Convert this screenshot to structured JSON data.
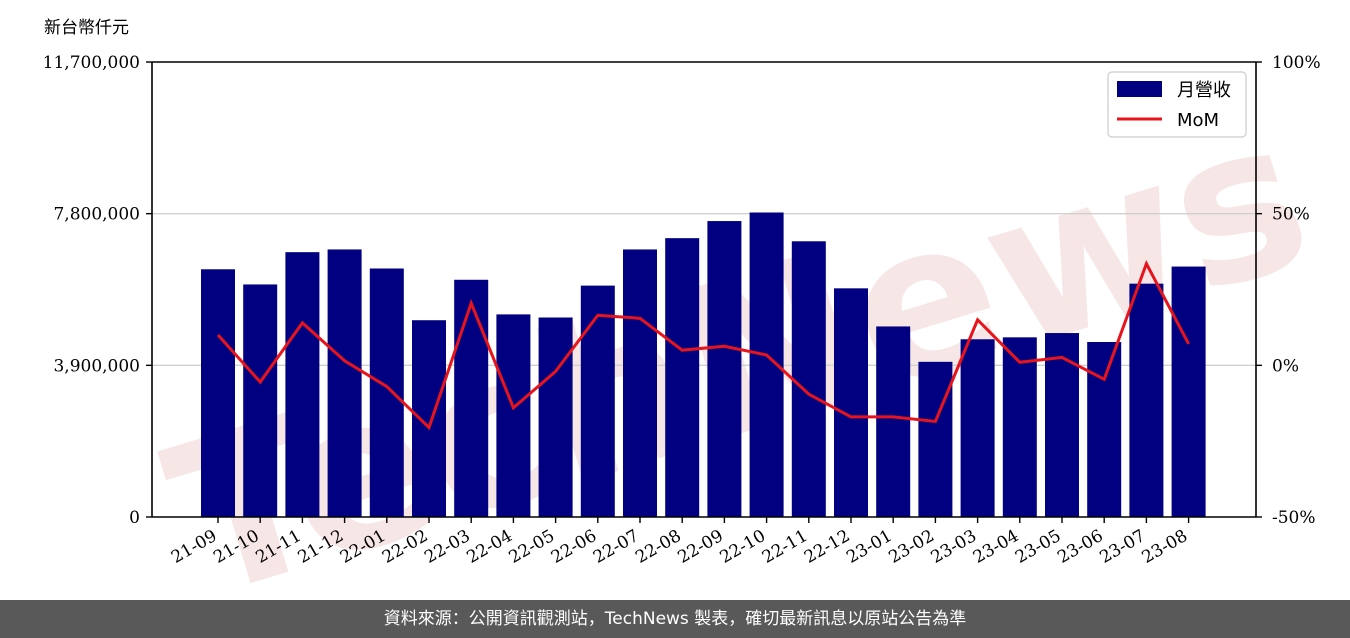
{
  "chart_data": {
    "type": "bar",
    "unit_label": "新台幣仟元",
    "categories": [
      "21-09",
      "21-10",
      "21-11",
      "21-12",
      "22-01",
      "22-02",
      "22-03",
      "22-04",
      "22-05",
      "22-06",
      "22-07",
      "22-08",
      "22-09",
      "22-10",
      "22-11",
      "22-12",
      "23-01",
      "23-02",
      "23-03",
      "23-04",
      "23-05",
      "23-06",
      "23-07",
      "23-08"
    ],
    "series": [
      {
        "name": "月營收",
        "kind": "bar",
        "axis": "left",
        "color": "#000080",
        "values": [
          6370000,
          5980000,
          6810000,
          6880000,
          6390000,
          5060000,
          6100000,
          5210000,
          5130000,
          5950000,
          6880000,
          7170000,
          7610000,
          7830000,
          7090000,
          5880000,
          4900000,
          3990000,
          4570000,
          4620000,
          4730000,
          4500000,
          6000000,
          6440000
        ]
      },
      {
        "name": "MoM",
        "kind": "line",
        "axis": "right",
        "color": "#e8141b",
        "values": [
          10,
          -5.5,
          14,
          1.5,
          -7,
          -20.5,
          20.5,
          -14,
          -2,
          16.5,
          15.5,
          5,
          6.3,
          3.4,
          -9.5,
          -17,
          -17,
          -18.5,
          15,
          1,
          2.6,
          -4.6,
          33.5,
          7.1
        ]
      }
    ],
    "y_left": {
      "ticks": [
        "0",
        "3,900,000",
        "7,800,000",
        "11,700,000"
      ],
      "tick_values": [
        0,
        3900000,
        7800000,
        11700000
      ],
      "lim": [
        0,
        11700000
      ]
    },
    "y_right": {
      "ticks": [
        "-50%",
        "0%",
        "50%",
        "100%"
      ],
      "tick_values": [
        -50,
        0,
        50,
        100
      ],
      "lim": [
        -50,
        100
      ]
    },
    "grid": "horizontal",
    "legend_position": "top-right",
    "watermark": "TechNews"
  },
  "footer": {
    "text": "資料來源：公開資訊觀測站，TechNews 製表，確切最新訊息以原站公告為準"
  }
}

========

→ WRITTEN TASK
Gather each line of the records holding the string "TechNews".

→ TASK RESULT
    "watermark": "TechNews"
    "text": "資料來源：公開資訊觀測站，TechNews 製表，確切最新訊息以原站公告為準"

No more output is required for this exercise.